Start
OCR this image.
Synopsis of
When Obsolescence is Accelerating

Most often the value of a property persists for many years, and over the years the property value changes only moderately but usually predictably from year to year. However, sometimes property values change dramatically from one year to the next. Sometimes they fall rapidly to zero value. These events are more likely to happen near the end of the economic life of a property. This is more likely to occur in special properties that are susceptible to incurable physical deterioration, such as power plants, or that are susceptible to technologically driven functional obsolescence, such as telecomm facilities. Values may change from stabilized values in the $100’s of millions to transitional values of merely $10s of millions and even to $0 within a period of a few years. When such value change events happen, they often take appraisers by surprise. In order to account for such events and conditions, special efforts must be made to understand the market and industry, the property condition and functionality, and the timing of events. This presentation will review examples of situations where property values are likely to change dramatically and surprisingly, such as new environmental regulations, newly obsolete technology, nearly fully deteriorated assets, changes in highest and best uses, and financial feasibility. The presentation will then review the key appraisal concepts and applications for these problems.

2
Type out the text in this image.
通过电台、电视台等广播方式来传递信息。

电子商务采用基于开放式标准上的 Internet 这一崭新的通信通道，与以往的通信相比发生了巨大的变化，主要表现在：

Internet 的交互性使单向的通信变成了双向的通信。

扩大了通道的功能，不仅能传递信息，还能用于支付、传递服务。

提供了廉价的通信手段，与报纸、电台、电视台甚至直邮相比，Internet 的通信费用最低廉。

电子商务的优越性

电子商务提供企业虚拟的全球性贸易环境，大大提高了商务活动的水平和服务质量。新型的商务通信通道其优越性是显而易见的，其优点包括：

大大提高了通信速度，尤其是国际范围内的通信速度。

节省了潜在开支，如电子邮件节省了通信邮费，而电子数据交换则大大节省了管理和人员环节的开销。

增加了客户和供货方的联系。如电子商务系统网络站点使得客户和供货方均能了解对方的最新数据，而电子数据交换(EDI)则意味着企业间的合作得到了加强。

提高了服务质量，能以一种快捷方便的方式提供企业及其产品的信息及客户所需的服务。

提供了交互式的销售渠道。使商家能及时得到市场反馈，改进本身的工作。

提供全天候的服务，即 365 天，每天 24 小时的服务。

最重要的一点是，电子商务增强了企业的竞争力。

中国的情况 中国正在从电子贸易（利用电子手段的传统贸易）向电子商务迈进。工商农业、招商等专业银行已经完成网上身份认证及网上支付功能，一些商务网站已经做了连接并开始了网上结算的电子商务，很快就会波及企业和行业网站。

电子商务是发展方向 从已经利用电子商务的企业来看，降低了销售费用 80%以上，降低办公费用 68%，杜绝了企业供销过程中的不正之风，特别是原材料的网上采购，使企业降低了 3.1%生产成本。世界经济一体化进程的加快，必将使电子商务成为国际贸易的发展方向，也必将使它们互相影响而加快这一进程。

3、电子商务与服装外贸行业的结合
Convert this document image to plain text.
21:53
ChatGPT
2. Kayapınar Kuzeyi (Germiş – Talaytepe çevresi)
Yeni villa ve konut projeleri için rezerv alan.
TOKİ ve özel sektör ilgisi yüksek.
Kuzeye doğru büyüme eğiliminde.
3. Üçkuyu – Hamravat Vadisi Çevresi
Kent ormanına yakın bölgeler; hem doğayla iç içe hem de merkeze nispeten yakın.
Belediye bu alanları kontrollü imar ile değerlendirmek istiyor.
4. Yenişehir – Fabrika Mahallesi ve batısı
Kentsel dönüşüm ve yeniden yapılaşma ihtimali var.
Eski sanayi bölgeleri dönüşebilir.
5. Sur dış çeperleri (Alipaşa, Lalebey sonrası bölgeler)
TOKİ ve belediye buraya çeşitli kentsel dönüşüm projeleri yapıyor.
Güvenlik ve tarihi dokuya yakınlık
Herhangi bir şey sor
End
Aim =
Reply with only the number of lines in the entries that contain the word "dönüşüm".

Solution to this problem =
2